[Extracted records]
-- Start --

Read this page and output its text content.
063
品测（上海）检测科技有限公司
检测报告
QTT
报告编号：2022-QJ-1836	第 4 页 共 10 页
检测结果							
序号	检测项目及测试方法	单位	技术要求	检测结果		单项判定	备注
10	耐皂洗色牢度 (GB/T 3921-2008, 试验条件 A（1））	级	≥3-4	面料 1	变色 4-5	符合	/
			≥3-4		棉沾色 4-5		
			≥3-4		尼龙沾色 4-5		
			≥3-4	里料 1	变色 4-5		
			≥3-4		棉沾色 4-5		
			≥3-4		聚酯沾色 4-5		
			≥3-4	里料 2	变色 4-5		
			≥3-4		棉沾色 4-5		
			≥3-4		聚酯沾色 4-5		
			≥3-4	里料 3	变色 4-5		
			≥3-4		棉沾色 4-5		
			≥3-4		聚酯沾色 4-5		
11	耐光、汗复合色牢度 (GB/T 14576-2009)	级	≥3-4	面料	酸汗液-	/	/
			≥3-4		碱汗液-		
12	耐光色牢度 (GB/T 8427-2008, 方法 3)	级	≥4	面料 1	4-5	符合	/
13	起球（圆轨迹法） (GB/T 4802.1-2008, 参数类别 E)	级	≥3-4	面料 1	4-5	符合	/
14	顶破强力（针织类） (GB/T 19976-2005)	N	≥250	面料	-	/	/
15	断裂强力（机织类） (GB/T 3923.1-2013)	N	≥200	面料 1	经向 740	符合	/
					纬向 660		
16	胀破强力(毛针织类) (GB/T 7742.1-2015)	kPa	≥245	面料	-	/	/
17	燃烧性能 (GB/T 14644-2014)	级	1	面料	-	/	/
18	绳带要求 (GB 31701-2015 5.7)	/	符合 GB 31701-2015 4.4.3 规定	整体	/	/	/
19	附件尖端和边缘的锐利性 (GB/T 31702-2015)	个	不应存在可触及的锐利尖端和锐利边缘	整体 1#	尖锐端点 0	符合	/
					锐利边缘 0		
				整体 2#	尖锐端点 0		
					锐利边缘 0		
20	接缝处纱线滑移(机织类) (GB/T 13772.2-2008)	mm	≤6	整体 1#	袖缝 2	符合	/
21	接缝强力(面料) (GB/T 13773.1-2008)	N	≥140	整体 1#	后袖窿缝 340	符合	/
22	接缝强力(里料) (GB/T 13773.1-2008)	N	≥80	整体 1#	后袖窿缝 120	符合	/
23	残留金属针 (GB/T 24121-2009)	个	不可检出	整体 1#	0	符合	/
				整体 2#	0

-- End --

■ PROBLEM TO WORK ON
Only the number is needed here: how many lines of the records contain "检测结果"?

■ COMPLETED TASK
2